Rows from a dataset

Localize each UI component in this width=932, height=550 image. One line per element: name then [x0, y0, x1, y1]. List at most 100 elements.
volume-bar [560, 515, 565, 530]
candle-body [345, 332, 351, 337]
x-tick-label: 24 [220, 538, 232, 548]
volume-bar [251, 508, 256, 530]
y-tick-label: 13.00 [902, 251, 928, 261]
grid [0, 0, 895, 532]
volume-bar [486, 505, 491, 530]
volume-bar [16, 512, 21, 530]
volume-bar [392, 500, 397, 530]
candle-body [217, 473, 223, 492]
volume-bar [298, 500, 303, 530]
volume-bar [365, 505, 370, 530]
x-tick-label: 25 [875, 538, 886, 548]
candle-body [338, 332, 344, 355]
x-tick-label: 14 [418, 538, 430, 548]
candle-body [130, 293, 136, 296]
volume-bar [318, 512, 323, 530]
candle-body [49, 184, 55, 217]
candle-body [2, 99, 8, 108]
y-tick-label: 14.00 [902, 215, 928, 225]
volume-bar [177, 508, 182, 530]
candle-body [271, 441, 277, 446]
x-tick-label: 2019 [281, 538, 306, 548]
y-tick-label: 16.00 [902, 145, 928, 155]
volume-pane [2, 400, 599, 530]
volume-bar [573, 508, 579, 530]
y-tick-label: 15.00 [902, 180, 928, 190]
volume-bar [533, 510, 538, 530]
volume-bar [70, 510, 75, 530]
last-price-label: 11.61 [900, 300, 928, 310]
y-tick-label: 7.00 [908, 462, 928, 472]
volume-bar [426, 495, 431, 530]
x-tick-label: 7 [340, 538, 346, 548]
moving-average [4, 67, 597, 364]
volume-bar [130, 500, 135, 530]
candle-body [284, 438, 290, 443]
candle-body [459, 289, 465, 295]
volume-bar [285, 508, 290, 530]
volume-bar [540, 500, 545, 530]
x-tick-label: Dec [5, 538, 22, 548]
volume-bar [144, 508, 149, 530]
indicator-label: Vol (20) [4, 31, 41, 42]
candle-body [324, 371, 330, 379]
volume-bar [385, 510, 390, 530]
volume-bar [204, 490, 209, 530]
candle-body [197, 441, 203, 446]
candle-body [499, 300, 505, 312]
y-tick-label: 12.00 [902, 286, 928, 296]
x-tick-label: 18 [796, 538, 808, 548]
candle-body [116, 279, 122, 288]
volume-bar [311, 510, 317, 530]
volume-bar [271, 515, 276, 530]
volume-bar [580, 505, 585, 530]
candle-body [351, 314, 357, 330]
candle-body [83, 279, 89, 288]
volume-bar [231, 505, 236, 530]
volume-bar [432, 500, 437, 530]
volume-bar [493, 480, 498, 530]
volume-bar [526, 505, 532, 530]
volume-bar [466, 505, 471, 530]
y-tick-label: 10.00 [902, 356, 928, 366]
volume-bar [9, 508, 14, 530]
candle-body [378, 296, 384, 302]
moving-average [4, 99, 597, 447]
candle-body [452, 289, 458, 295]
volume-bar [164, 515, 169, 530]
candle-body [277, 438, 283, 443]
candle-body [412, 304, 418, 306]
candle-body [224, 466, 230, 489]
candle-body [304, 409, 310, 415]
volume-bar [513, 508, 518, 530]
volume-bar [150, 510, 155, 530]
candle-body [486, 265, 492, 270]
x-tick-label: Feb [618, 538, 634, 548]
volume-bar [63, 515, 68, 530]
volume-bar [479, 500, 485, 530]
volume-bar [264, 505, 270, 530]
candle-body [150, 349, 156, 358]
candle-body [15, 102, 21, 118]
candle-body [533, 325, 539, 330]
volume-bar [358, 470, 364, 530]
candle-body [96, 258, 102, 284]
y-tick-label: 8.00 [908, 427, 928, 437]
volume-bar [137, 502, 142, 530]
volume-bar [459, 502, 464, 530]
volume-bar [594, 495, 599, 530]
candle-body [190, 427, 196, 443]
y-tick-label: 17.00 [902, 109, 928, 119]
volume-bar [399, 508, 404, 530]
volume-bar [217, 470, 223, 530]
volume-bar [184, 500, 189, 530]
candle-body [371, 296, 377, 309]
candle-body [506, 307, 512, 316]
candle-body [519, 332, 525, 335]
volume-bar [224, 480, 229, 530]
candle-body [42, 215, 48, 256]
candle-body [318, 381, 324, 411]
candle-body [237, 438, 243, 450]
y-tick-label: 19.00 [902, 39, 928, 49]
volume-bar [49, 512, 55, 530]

INSTRUCTION — Transcribe the rows word for word, from the first one through the line containing "candle-body [217, 473, 223, 492]", including that line.

THE RESULT —
Localize each UI component in this width=932, height=550 image. One line per element: name then [x0, y0, x1, y1]. List at most 100 elements.
volume-bar [560, 515, 565, 530]
candle-body [345, 332, 351, 337]
x-tick-label: 24 [220, 538, 232, 548]
volume-bar [251, 508, 256, 530]
y-tick-label: 13.00 [902, 251, 928, 261]
grid [0, 0, 895, 532]
volume-bar [486, 505, 491, 530]
volume-bar [16, 512, 21, 530]
volume-bar [392, 500, 397, 530]
candle-body [217, 473, 223, 492]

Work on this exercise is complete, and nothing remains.